Below are some entries. Work out how many of their lines hold the word "apache", and write that number alone.
>> Begin Records provided
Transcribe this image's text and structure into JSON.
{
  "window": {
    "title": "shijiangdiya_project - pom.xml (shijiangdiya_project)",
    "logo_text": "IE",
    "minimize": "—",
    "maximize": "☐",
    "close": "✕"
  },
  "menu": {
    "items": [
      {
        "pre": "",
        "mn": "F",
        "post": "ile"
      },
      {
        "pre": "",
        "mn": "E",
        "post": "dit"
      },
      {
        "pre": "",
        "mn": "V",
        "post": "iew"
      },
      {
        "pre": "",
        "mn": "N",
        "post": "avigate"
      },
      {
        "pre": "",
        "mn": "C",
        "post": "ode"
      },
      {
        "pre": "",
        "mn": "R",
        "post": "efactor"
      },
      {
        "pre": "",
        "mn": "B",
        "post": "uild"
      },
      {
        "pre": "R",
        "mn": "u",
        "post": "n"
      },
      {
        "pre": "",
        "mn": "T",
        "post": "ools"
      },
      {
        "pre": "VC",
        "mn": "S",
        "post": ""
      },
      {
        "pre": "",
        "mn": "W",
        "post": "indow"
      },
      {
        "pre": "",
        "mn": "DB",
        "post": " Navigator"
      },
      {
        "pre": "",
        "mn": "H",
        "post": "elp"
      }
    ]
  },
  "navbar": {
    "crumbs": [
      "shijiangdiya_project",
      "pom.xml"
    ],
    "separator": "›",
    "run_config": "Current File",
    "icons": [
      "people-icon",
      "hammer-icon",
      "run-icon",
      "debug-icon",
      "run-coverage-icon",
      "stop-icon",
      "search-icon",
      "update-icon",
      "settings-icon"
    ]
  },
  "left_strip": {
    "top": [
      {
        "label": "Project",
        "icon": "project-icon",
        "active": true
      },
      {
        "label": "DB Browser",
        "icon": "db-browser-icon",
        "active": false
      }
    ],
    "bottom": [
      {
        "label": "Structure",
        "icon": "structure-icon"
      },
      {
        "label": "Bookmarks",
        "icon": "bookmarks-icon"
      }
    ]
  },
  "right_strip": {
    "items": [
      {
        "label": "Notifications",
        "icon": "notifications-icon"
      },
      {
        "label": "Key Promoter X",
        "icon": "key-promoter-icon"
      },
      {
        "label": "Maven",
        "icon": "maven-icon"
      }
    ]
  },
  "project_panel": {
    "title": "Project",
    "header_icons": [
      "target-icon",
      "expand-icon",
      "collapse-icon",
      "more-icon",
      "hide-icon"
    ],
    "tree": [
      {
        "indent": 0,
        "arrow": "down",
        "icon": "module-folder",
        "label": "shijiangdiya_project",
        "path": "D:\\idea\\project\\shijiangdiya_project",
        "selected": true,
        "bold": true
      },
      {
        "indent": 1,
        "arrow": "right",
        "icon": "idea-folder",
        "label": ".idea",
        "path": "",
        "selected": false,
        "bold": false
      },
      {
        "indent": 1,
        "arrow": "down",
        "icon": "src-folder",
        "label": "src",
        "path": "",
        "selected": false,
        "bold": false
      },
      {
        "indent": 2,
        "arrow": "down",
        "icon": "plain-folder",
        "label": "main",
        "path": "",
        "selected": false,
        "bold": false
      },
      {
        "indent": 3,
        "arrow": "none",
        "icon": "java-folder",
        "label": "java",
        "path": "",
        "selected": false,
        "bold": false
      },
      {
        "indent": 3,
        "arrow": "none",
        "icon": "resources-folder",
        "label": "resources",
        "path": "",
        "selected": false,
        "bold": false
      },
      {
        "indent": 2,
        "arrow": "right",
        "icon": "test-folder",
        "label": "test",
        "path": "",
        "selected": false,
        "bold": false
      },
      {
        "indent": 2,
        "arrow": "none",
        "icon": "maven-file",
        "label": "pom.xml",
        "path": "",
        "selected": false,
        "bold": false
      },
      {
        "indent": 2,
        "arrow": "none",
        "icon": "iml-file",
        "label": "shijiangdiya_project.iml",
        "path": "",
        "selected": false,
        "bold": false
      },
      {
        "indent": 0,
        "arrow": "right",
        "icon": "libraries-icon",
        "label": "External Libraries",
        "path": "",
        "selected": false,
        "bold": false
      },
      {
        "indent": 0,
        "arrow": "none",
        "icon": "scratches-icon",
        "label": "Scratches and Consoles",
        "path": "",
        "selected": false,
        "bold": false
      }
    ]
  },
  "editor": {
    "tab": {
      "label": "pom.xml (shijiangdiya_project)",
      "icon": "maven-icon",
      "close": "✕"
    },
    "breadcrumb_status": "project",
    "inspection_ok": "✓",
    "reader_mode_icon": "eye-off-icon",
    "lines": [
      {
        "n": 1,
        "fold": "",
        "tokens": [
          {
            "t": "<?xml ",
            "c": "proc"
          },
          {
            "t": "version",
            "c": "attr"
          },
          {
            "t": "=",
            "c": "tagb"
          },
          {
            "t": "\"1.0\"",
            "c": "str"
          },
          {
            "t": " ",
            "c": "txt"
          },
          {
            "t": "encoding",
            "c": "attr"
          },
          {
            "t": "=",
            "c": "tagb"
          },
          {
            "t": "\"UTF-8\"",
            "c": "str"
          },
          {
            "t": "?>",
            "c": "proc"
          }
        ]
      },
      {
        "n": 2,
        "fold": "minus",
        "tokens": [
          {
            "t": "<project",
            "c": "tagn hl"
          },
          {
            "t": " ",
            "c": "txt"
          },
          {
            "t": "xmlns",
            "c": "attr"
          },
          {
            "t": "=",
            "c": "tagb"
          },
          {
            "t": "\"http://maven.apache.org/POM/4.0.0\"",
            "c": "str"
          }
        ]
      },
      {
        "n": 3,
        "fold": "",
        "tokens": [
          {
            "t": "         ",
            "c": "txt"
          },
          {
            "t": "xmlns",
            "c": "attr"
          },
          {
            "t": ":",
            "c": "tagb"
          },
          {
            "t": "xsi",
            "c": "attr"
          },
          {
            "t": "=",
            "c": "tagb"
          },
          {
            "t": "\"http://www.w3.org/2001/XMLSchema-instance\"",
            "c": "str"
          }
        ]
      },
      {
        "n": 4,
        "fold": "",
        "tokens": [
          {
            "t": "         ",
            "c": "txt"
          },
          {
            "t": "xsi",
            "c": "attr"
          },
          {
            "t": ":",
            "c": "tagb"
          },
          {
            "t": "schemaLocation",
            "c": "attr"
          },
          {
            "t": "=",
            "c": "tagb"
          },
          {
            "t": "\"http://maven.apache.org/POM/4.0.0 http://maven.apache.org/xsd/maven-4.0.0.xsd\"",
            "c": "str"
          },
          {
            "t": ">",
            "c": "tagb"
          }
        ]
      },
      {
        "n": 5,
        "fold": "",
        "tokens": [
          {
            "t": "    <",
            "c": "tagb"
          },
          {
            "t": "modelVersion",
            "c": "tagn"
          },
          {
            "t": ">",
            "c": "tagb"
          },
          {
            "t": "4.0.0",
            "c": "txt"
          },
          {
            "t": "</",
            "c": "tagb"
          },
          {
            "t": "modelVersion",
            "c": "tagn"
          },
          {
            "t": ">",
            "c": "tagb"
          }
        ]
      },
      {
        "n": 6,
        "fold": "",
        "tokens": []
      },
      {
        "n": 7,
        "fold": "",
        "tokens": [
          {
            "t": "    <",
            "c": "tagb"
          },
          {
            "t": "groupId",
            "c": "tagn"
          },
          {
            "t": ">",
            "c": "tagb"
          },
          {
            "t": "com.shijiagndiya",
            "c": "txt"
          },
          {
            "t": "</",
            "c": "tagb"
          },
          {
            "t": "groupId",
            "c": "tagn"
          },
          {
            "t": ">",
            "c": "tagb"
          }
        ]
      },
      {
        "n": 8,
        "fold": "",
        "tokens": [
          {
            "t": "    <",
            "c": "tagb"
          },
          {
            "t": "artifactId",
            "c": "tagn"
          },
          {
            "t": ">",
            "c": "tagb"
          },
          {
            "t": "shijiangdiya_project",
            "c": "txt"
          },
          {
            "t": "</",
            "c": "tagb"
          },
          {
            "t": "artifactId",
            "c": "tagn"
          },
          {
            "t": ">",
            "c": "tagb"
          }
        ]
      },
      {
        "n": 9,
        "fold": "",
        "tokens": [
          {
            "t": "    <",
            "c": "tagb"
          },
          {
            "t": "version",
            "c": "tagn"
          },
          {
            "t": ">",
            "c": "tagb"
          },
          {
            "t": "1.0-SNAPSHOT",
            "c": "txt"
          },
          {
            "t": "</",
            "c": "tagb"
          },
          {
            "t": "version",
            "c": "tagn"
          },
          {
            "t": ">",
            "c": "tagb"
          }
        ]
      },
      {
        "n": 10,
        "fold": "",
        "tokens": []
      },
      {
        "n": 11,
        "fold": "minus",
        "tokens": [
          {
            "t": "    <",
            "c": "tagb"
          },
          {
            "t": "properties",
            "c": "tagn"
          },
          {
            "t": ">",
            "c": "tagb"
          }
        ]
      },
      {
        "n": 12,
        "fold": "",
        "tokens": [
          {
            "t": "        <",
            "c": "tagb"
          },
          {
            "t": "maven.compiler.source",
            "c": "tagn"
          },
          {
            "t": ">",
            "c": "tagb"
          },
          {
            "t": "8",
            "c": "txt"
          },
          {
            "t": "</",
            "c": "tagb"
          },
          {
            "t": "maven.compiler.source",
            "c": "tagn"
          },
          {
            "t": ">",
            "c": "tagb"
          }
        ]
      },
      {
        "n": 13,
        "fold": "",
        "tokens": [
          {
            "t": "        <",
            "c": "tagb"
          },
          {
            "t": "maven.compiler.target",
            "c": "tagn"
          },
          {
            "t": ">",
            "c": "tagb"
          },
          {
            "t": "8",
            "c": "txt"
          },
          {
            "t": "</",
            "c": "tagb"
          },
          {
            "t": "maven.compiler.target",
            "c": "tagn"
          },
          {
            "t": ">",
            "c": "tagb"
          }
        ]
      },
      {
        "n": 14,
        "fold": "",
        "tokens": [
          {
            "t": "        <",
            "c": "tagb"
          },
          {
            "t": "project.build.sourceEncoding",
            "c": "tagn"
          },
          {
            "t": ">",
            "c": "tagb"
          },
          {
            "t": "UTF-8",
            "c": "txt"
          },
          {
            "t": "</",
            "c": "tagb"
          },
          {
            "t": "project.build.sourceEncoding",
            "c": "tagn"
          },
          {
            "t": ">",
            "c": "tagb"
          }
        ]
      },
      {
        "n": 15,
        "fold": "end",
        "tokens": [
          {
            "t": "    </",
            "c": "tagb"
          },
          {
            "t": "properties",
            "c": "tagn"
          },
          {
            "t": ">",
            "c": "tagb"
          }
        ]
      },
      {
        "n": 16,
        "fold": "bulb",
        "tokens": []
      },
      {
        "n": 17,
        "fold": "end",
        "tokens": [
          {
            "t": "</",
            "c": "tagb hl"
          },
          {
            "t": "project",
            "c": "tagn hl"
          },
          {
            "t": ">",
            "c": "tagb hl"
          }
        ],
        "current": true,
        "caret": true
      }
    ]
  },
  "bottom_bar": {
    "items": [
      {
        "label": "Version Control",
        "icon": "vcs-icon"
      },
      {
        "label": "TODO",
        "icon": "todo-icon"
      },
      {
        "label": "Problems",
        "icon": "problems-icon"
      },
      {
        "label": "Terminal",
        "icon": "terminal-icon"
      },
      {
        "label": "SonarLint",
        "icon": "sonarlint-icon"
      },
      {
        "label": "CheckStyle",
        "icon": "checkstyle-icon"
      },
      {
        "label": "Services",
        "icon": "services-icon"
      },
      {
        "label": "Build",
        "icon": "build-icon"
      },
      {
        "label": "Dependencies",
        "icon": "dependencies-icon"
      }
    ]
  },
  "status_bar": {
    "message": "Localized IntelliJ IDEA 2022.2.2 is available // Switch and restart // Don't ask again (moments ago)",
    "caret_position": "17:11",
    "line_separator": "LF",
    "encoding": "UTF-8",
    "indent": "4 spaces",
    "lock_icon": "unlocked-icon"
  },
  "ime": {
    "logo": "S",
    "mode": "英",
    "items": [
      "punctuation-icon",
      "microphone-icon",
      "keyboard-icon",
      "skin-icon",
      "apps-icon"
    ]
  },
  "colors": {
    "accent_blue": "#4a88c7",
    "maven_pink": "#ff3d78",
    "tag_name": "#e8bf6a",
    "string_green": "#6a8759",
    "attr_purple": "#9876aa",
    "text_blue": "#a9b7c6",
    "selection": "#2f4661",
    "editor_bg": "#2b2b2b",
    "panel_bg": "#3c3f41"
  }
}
>> End Records provided
Exercise solution
2